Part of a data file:
────

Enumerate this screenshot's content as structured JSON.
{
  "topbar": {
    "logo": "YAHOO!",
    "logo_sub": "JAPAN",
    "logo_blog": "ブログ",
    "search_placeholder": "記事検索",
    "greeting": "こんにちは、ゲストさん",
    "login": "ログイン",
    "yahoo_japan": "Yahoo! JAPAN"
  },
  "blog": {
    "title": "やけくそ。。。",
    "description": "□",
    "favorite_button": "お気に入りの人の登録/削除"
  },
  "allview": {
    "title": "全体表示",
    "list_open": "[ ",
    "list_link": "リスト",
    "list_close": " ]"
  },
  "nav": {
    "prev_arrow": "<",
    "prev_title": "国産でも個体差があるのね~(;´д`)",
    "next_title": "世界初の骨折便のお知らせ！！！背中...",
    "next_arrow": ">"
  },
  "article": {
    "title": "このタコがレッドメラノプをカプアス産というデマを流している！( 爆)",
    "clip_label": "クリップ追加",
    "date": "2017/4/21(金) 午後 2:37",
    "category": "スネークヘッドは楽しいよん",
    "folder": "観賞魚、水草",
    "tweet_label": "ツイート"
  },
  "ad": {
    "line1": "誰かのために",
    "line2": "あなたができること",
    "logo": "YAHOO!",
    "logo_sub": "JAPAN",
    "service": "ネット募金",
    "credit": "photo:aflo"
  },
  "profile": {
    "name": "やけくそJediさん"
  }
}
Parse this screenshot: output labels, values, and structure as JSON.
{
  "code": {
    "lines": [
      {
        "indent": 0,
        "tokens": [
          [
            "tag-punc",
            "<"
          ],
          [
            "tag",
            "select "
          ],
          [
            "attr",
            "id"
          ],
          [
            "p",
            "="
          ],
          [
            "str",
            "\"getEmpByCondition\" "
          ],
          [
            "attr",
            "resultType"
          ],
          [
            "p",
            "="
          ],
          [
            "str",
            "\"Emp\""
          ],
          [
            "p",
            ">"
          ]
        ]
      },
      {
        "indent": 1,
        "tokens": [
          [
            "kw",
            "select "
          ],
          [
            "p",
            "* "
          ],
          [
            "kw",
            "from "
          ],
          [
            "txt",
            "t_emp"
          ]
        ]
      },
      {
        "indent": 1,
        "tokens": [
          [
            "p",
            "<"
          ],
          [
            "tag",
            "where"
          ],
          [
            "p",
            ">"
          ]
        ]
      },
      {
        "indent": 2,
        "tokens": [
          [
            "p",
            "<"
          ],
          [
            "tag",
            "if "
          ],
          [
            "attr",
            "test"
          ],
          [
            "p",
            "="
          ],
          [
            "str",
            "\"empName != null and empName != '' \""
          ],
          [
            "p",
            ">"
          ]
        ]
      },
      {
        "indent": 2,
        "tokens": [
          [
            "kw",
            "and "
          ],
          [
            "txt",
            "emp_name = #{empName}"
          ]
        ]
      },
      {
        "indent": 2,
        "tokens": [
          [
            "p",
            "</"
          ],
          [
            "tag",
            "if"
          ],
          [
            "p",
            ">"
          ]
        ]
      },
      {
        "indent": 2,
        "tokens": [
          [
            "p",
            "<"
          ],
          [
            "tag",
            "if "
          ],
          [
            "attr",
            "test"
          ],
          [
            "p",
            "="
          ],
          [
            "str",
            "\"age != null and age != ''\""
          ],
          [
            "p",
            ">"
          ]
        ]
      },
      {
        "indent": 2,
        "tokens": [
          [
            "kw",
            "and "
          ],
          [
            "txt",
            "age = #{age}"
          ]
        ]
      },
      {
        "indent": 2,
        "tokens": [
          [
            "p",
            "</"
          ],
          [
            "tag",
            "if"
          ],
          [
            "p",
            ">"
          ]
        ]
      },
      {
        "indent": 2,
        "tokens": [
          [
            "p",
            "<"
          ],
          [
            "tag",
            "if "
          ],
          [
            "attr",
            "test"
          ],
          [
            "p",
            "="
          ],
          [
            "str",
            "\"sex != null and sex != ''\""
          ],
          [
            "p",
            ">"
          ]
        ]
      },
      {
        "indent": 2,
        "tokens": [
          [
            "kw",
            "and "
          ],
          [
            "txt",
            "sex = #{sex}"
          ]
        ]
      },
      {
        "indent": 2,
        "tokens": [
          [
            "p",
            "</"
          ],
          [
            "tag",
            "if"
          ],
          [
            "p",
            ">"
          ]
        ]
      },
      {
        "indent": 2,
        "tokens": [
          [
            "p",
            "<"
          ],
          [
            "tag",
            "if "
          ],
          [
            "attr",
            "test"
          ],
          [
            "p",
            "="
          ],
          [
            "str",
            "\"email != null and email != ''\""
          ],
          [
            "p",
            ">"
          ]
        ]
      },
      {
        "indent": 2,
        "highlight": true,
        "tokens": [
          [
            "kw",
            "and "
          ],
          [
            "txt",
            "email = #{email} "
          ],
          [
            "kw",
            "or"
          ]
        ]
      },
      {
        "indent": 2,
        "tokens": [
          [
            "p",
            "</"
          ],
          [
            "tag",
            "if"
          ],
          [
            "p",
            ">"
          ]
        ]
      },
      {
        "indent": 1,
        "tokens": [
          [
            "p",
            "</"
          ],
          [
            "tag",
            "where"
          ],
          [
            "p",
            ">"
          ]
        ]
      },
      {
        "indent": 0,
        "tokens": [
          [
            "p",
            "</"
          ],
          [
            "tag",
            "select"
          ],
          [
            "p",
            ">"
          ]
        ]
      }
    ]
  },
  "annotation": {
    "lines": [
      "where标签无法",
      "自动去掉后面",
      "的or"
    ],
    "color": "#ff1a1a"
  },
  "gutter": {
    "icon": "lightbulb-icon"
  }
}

────

> PROBLEM REQUIREMENTS: Output the records above in their entirety, exactly.

> RESULT FOR THIS EXERCISE:
Enumerate this screenshot's content as structured JSON.
{
  "topbar": {
    "logo": "YAHOO!",
    "logo_sub": "JAPAN",
    "logo_blog": "ブログ",
    "search_placeholder": "記事検索",
    "greeting": "こんにちは、ゲストさん",
    "login": "ログイン",
    "yahoo_japan": "Yahoo! JAPAN"
  },
  "blog": {
    "title": "やけくそ。。。",
    "description": "□",
    "favorite_button": "お気に入りの人の登録/削除"
  },
  "allview": {
    "title": "全体表示",
    "list_open": "[ ",
    "list_link": "リスト",
    "list_close": " ]"
  },
  "nav": {
    "prev_arrow": "<",
    "prev_title": "国産でも個体差があるのね~(;´д`)",
    "next_title": "世界初の骨折便のお知らせ！！！背中...",
    "next_arrow": ">"
  },
  "article": {
    "title": "このタコがレッドメラノプをカプアス産というデマを流している！( 爆)",
    "clip_label": "クリップ追加",
    "date": "2017/4/21(金) 午後 2:37",
    "category": "スネークヘッドは楽しいよん",
    "folder": "観賞魚、水草",
    "tweet_label": "ツイート"
  },
  "ad": {
    "line1": "誰かのために",
    "line2": "あなたができること",
    "logo": "YAHOO!",
    "logo_sub": "JAPAN",
    "service": "ネット募金",
    "credit": "photo:aflo"
  },
  "profile": {
    "name": "やけくそJediさん"
  }
}
Parse this screenshot: output labels, values, and structure as JSON.
{
  "code": {
    "lines": [
      {
        "indent": 0,
        "tokens": [
          [
            "tag-punc",
            "<"
          ],
          [
            "tag",
            "select "
          ],
          [
            "attr",
            "id"
          ],
          [
            "p",
            "="
          ],
          [
            "str",
            "\"getEmpByCondition\" "
          ],
          [
            "attr",
            "resultType"
          ],
          [
            "p",
            "="
          ],
          [
            "str",
            "\"Emp\""
          ],
          [
            "p",
            ">"
          ]
        ]
      },
      {
        "indent": 1,
        "tokens": [
          [
            "kw",
            "select "
          ],
          [
            "p",
            "* "
          ],
          [
            "kw",
            "from "
          ],
          [
            "txt",
            "t_emp"
          ]
        ]
      },
      {
        "indent": 1,
        "tokens": [
          [
            "p",
            "<"
          ],
          [
            "tag",
            "where"
          ],
          [
            "p",
            ">"
          ]
        ]
      },
      {
        "indent": 2,
        "tokens": [
          [
            "p",
            "<"
          ],
          [
            "tag",
            "if "
          ],
          [
            "attr",
            "test"
          ],
          [
            "p",
            "="
          ],
          [
            "str",
            "\"empName != null and empName != '' \""
          ],
          [
            "p",
            ">"
          ]
        ]
      },
      {
        "indent": 2,
        "tokens": [
          [
            "kw",
            "and "
          ],
          [
            "txt",
            "emp_name = #{empName}"
          ]
        ]
      },
      {
        "indent": 2,
        "tokens": [
          [
            "p",
            "</"
          ],
          [
            "tag",
            "if"
          ],
          [
            "p",
            ">"
          ]
        ]
      },
      {
        "indent": 2,
        "tokens": [
          [
            "p",
            "<"
          ],
          [
            "tag",
            "if "
          ],
          [
            "attr",
            "test"
          ],
          [
            "p",
            "="
          ],
          [
            "str",
            "\"age != null and age != ''\""
          ],
          [
            "p",
            ">"
          ]
        ]
      },
      {
        "indent": 2,
        "tokens": [
          [
            "kw",
            "and "
          ],
          [
            "txt",
            "age = #{age}"
          ]
        ]
      },
      {
        "indent": 2,
        "tokens": [
          [
            "p",
            "</"
          ],
          [
            "tag",
            "if"
          ],
          [
            "p",
            ">"
          ]
        ]
      },
      {
        "indent": 2,
        "tokens": [
          [
            "p",
            "<"
          ],
          [
            "tag",
            "if "
          ],
          [
            "attr",
            "test"
          ],
          [
            "p",
            "="
          ],
          [
            "str",
            "\"sex != null and sex != ''\""
          ],
          [
            "p",
            ">"
          ]
        ]
      },
      {
        "indent": 2,
        "tokens": [
          [
            "kw",
            "and "
          ],
          [
            "txt",
            "sex = #{sex}"
          ]
        ]
      },
      {
        "indent": 2,
        "tokens": [
          [
            "p",
            "</"
          ],
          [
            "tag",
            "if"
          ],
          [
            "p",
            ">"
          ]
        ]
      },
      {
        "indent": 2,
        "tokens": [
          [
            "p",
            "<"
          ],
          [
            "tag",
            "if "
          ],
          [
            "attr",
            "test"
          ],
          [
            "p",
            "="
          ],
          [
            "str",
            "\"email != null and email != ''\""
          ],
          [
            "p",
            ">"
          ]
        ]
      },
      {
        "indent": 2,
        "highlight": true,
        "tokens": [
          [
            "kw",
            "and "
          ],
          [
            "txt",
            "email = #{email} "
          ],
          [
            "kw",
            "or"
          ]
        ]
      },
      {
        "indent": 2,
        "tokens": [
          [
            "p",
            "</"
          ],
          [
            "tag",
            "if"
          ],
          [
            "p",
            ">"
          ]
        ]
      },
      {
        "indent": 1,
        "tokens": [
          [
            "p",
            "</"
          ],
          [
            "tag",
            "where"
          ],
          [
            "p",
            ">"
          ]
        ]
      },
      {
        "indent": 0,
        "tokens": [
          [
            "p",
            "</"
          ],
          [
            "tag",
            "select"
          ],
          [
            "p",
            ">"
          ]
        ]
      }
    ]
  },
  "annotation": {
    "lines": [
      "where标签无法",
      "自动去掉后面",
      "的or"
    ],
    "color": "#ff1a1a"
  },
  "gutter": {
    "icon": "lightbulb-icon"
  }
}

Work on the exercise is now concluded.